SHORT TASK:
Reproduce each record exactly.

GIVEN DATA:
— BEGIN —
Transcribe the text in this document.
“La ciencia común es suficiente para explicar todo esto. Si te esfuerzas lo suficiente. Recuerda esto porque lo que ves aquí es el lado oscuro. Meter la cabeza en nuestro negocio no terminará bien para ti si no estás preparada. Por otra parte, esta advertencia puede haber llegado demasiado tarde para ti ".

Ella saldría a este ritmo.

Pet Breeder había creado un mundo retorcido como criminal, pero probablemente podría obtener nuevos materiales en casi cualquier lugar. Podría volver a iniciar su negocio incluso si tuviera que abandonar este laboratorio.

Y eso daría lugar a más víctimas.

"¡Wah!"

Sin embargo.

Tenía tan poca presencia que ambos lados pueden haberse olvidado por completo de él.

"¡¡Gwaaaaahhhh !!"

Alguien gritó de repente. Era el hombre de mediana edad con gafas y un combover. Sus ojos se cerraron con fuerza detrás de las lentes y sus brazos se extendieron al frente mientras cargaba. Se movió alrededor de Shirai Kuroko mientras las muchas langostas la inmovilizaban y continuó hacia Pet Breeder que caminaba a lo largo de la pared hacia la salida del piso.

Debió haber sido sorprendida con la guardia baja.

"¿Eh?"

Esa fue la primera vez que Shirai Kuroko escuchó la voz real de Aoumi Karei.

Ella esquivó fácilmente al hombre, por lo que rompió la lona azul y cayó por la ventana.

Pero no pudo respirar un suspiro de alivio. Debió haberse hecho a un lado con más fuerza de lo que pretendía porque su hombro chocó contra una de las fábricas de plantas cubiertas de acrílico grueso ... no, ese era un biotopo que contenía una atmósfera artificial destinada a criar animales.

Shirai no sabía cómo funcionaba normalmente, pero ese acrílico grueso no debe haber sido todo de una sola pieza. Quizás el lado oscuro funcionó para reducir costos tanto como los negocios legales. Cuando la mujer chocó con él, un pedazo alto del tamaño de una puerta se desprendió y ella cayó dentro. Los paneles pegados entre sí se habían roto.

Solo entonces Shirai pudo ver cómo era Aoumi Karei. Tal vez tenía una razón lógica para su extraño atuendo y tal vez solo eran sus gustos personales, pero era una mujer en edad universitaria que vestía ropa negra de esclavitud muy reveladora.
— END —
ANSWER TO THE PROBLEM:
Transcribe the text in this document.
“La ciencia común es suficiente para explicar todo esto. Si te esfuerzas lo suficiente. Recuerda esto porque lo que ves aquí es el lado oscuro. Meter la cabeza en nuestro negocio no terminará bien para ti si no estás preparada. Por otra parte, esta advertencia puede haber llegado demasiado tarde para ti ".

Ella saldría a este ritmo.

Pet Breeder había creado un mundo retorcido como criminal, pero probablemente podría obtener nuevos materiales en casi cualquier lugar. Podría volver a iniciar su negocio incluso si tuviera que abandonar este laboratorio.

Y eso daría lugar a más víctimas.

"¡Wah!"

Sin embargo.

Tenía tan poca presencia que ambos lados pueden haberse olvidado por completo de él.

"¡¡Gwaaaaahhhh !!"

Alguien gritó de repente. Era el hombre de mediana edad con gafas y un combover. Sus ojos se cerraron con fuerza detrás de las lentes y sus brazos se extendieron al frente mientras cargaba. Se movió alrededor de Shirai Kuroko mientras las muchas langostas la inmovilizaban y continuó hacia Pet Breeder que caminaba a lo largo de la pared hacia la salida del piso.

Debió haber sido sorprendida con la guardia baja.

"¿Eh?"

Esa fue la primera vez que Shirai Kuroko escuchó la voz real de Aoumi Karei.

Ella esquivó fácilmente al hombre, por lo que rompió la lona azul y cayó por la ventana.

Pero no pudo respirar un suspiro de alivio. Debió haberse hecho a un lado con más fuerza de lo que pretendía porque su hombro chocó contra una de las fábricas de plantas cubiertas de acrílico grueso ... no, ese era un biotopo que contenía una atmósfera artificial destinada a criar animales.

Shirai no sabía cómo funcionaba normalmente, pero ese acrílico grueso no debe haber sido todo de una sola pieza. Quizás el lado oscuro funcionó para reducir costos tanto como los negocios legales. Cuando la mujer chocó con él, un pedazo alto del tamaño de una puerta se desprendió y ella cayó dentro. Los paneles pegados entre sí se habían roto.

Solo entonces Shirai pudo ver cómo era Aoumi Karei. Tal vez tenía una razón lógica para su extraño atuendo y tal vez solo eran sus gustos personales, pero era una mujer en edad universitaria que vestía ropa negra de esclavitud muy reveladora.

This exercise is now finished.